The Seamen’s Church Institute of Philadelphia and South Jersey was conceived in 1843 as a mission serving the needs of mariners in the ports along the Delaware River. The first such organization, the Seamen’s Church Institute of New York and New Jersey, founded in 1834, today remains the largest, most comprehensive mariners’ service agency in North America.
Philadelphia’s Seamen’s Church Institute serves U.S. and international seafarers who visit the Ports of Philadelphia, Camden, and Wilmington along a fifty-mile stretch of the Delaware. Originally known as the Churchmen’s Missionary Association for Seamen of the Port of Philadelphia, the local organization has had many offices over the years, but its first “building” was actually a boat—the Floating Church of the Redeemer. This unusual and impressive vessel was usually moored at the foot of Dock Street and then the Spruce Street Dock for a few years in the early 1850s.
In November, 1847, three members of Philadelphia’s Christ Church founded the Churchmen’s Missionary Association as a venture of the Episcopal Church. These civic leaders decided to erect a free floating church for sailors, dockworkers and their families. A $50 prize was offered for the best plan submitted for a floating chapel.

**SET TASK A**
Which ports does the Philadelphia Seamen's Church Institute serve, according to the passage about the institute? List them all.

**GIVEN DATA**

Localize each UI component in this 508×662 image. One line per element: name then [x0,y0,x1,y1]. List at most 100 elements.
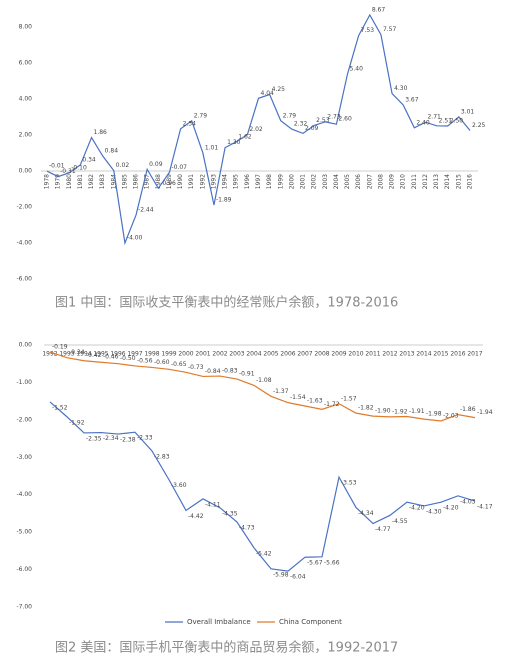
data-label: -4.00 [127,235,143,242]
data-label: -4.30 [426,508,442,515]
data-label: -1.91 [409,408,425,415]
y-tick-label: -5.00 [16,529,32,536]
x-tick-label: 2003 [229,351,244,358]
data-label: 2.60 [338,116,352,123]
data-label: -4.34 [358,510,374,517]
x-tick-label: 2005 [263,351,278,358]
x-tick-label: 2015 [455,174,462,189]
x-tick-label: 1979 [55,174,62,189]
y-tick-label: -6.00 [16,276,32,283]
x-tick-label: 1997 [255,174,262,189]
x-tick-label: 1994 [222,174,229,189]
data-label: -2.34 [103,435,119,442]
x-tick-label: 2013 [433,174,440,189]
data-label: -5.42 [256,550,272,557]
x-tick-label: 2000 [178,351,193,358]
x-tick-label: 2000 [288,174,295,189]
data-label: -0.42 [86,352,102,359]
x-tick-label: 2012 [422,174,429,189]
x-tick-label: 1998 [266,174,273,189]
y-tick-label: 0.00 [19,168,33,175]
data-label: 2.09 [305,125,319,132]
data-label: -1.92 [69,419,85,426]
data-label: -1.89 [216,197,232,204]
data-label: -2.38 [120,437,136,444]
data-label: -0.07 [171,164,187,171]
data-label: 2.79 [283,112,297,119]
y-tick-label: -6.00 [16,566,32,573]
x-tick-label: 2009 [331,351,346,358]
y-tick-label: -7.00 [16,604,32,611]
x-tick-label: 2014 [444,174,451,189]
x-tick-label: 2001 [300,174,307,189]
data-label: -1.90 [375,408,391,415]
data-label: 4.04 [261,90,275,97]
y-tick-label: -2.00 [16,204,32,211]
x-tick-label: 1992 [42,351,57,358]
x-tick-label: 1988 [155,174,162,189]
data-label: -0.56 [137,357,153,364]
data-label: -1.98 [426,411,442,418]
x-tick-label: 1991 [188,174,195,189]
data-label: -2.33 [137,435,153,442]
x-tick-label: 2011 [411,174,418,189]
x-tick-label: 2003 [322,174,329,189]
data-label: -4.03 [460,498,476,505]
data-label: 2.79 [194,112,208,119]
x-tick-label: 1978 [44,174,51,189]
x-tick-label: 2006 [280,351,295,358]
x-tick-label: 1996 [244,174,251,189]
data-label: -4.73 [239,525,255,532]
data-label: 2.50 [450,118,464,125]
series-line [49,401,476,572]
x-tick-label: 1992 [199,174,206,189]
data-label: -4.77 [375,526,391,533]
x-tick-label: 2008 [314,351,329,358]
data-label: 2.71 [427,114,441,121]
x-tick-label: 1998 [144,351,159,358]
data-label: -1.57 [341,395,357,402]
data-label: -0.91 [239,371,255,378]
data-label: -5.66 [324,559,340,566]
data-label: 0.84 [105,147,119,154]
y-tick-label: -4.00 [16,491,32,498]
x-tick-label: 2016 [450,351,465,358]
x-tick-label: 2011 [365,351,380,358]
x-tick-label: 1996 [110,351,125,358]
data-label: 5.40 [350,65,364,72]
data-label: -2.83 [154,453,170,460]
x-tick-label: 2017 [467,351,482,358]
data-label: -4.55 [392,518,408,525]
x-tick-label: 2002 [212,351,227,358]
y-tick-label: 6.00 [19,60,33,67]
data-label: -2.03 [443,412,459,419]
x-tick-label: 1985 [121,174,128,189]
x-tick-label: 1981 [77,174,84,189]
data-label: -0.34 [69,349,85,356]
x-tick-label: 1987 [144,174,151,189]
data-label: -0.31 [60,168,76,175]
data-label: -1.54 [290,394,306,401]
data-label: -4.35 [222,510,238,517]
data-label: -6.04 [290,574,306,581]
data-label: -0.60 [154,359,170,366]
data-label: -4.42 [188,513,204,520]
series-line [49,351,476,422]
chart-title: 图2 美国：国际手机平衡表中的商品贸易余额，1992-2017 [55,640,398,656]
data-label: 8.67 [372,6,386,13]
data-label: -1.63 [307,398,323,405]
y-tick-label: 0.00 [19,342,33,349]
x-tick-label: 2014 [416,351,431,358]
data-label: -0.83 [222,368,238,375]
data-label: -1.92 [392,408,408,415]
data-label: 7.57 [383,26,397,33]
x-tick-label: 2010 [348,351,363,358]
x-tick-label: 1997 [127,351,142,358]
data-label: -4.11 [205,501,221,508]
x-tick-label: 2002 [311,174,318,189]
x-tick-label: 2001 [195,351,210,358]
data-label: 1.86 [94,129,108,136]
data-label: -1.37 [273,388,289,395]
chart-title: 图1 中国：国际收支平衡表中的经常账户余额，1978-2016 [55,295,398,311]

**SET TASK B**
In the records, echo each line starting at the line containing "data-label: -4.00 [127,235,143,242]" and ending at the line containing "y-tick-label: -7.00 [16,604,32,611]".

**FULL SOLUTION A**
Philadelphia, Camden, Wilmington

**FULL SOLUTION B**
data-label: -4.00 [127,235,143,242]
data-label: -4.30 [426,508,442,515]
data-label: -1.91 [409,408,425,415]
y-tick-label: -5.00 [16,529,32,536]
x-tick-label: 2003 [229,351,244,358]
data-label: 2.60 [338,116,352,123]
data-label: -4.34 [358,510,374,517]
x-tick-label: 2005 [263,351,278,358]
x-tick-label: 2015 [455,174,462,189]
x-tick-label: 1979 [55,174,62,189]
y-tick-label: -6.00 [16,276,32,283]
x-tick-label: 1997 [255,174,262,189]
x-tick-label: 1994 [222,174,229,189]
data-label: -2.34 [103,435,119,442]
x-tick-label: 2013 [433,174,440,189]
data-label: -5.42 [256,550,272,557]
x-tick-label: 2000 [178,351,193,358]
x-tick-label: 2000 [288,174,295,189]
data-label: -0.42 [86,352,102,359]
x-tick-label: 2012 [422,174,429,189]
x-tick-label: 1998 [266,174,273,189]
y-tick-label: 0.00 [19,168,33,175]
data-label: 2.09 [305,125,319,132]
data-label: -1.92 [69,419,85,426]
data-label: -1.89 [216,197,232,204]
data-label: -2.38 [120,437,136,444]
data-label: -0.07 [171,164,187,171]
data-label: 2.79 [283,112,297,119]
y-tick-label: -6.00 [16,566,32,573]
x-tick-label: 2009 [331,351,346,358]
y-tick-label: -7.00 [16,604,32,611]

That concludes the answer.